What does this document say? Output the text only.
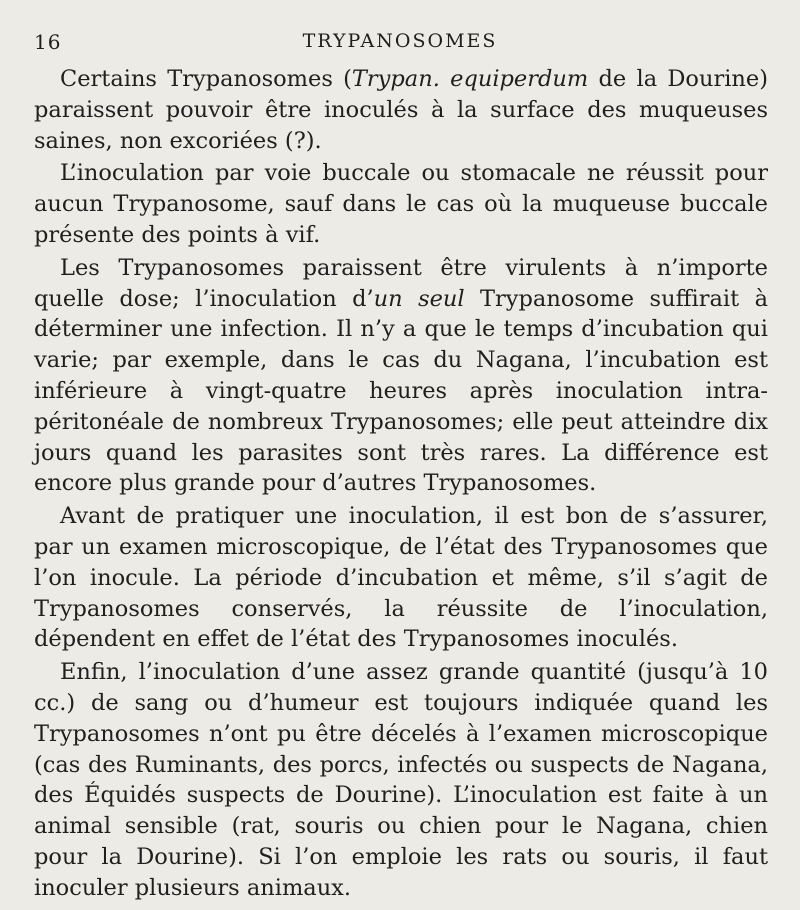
16	TRYPANOSOMES

Certains Trypanosomes (Trypan. equiperdum de la Dourine) paraissent pouvoir être inoculés à la surface des muqueuses saines, non excoriées (?).

L’inoculation par voie buccale ou stomacale ne réussit pour aucun Trypanosome, sauf dans le cas où la muqueuse buccale présente des points à vif.

Les Trypanosomes paraissent être virulents à n’importe quelle dose; l’inoculation d’un seul Trypanosome suffirait à déterminer une infection. Il n’y a que le temps d’incubation qui varie; par exemple, dans le cas du Nagana, l’incubation est inférieure à vingt-quatre heures après inoculation intra-péritonéale de nombreux Trypanosomes; elle peut atteindre dix jours quand les parasites sont très rares. La différence est encore plus grande pour d’autres Trypanosomes.

Avant de pratiquer une inoculation, il est bon de s’assurer, par un examen microscopique, de l’état des Trypanosomes que l’on inocule. La période d’incubation et même, s’il s’agit de Trypanosomes conservés, la réussite de l’inoculation, dépendent en effet de l’état des Trypanosomes inoculés.

Enfin, l’inoculation d’une assez grande quantité (jusqu’à 10 cc.) de sang ou d’humeur est toujours indiquée quand les Trypanosomes n’ont pu être décelés à l’examen microscopique (cas des Ruminants, des porcs, infectés ou suspects de Nagana, des Équidés suspects de Dourine). L’inoculation est faite à un animal sensible (rat, souris ou chien pour le Nagana, chien pour la Dourine). Si l’on emploie les rats ou souris, il faut inoculer plusieurs animaux.
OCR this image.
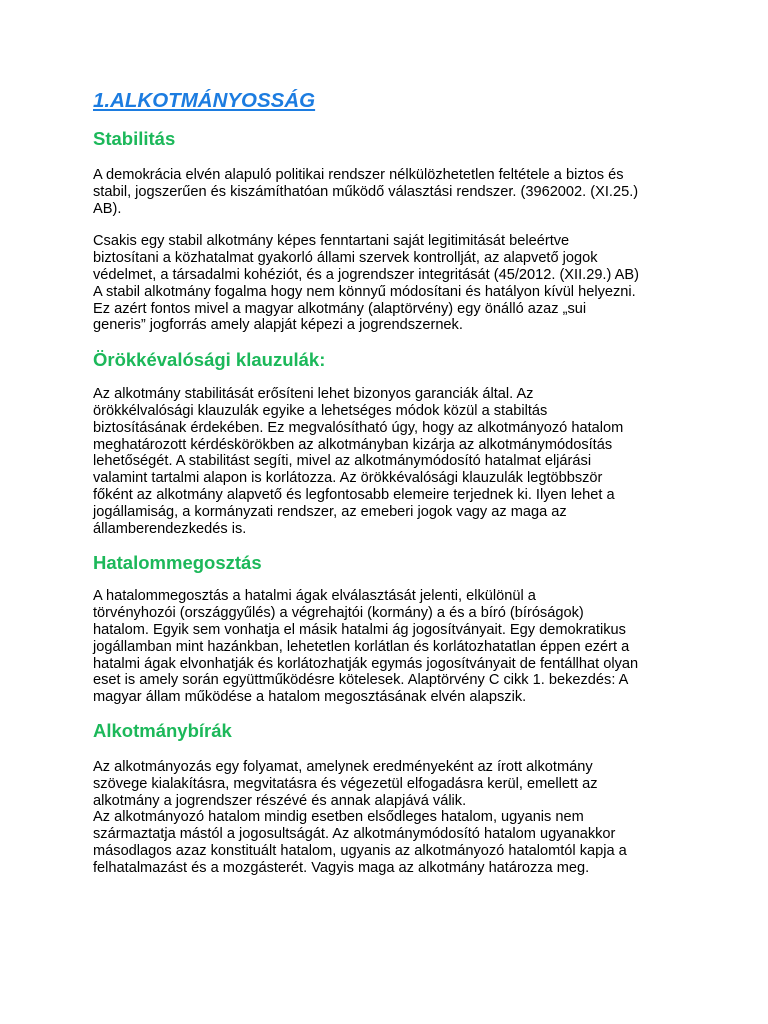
1.ALKOTMÁNYOSSÁG
Stabilitás

A demokrácia elvén alapuló politikai rendszer nélkülözhetetlen feltétele a biztos és
stabil, jogszerűen és kiszámíthatóan működő választási rendszer. (3962002. (XI.25.)
AB).

Csakis egy stabil alkotmány képes fenntartani saját legitimitását beleértve
biztosítani a közhatalmat gyakorló állami szervek kontrollját, az alapvető jogok
védelmet, a társadalmi kohéziót, és a jogrendszer integritását (45/2012. (XII.29.) AB)
A stabil alkotmány fogalma hogy nem könnyű módosítani és hatályon kívül helyezni.
Ez azért fontos mivel a magyar alkotmány (alaptörvény) egy önálló azaz „sui
generis” jogforrás amely alapját képezi a jogrendszernek.

Örökkévalósági klauzulák:

Az alkotmány stabilitását erősíteni lehet bizonyos garanciák által. Az
örökkélvalósági klauzulák egyike a lehetséges módok közül a stabiltás
biztosításának érdekében. Ez megvalósítható úgy, hogy az alkotmányozó hatalom
meghatározott kérdéskörökben az alkotmányban kizárja az alkotmánymódosítás
lehetőségét. A stabilitást segíti, mivel az alkotmánymódosító hatalmat eljárási
valamint tartalmi alapon is korlátozza. Az örökkévalósági klauzulák legtöbbször
főként az alkotmány alapvető és legfontosabb elemeire terjednek ki. Ilyen lehet a
jogállamiság, a kormányzati rendszer, az emeberi jogok vagy az maga az
államberendezkedés is.

Hatalommegosztás

A hatalommegosztás a hatalmi ágak elválasztását jelenti, elkülönül a
törvényhozói (országgyűlés) a végrehajtói (kormány) a és a bíró (bíróságok)
hatalom. Egyik sem vonhatja el másik hatalmi ág jogosítványait. Egy demokratikus
jogállamban mint hazánkban, lehetetlen korlátlan és korlátozhatatlan éppen ezért a
hatalmi ágak elvonhatják és korlátozhatják egymás jogosítványait de fentállhat olyan
eset is amely során együttműködésre kötelesek. Alaptörvény C cikk 1. bekezdés: A
magyar állam működése a hatalom megosztásának elvén alapszik.

Alkotmánybírák

Az alkotmányozás egy folyamat, amelynek eredményeként az írott alkotmány
szövege kialakításra, megvitatásra és végezetül elfogadásra kerül, emellett az
alkotmány a jogrendszer részévé és annak alapjává válik.
Az alkotmányozó hatalom mindig esetben elsődleges hatalom, ugyanis nem
származtatja mástól a jogosultságát. Az alkotmánymódosító hatalom ugyanakkor
másodlagos azaz konstituált hatalom, ugyanis az alkotmányozó hatalomtól kapja a
felhatalmazást és a mozgásterét. Vagyis maga az alkotmány határozza meg.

____

What the exercise asks:
Sift through the entries and copy every line with "alkotmányozó".

Task answer:
biztosításának érdekében. Ez megvalósítható úgy, hogy az alkotmányozó hatalom
Az alkotmányozó hatalom mindig esetben elsődleges hatalom, ugyanis nem
másodlagos azaz konstituált hatalom, ugyanis az alkotmányozó hatalomtól kapja a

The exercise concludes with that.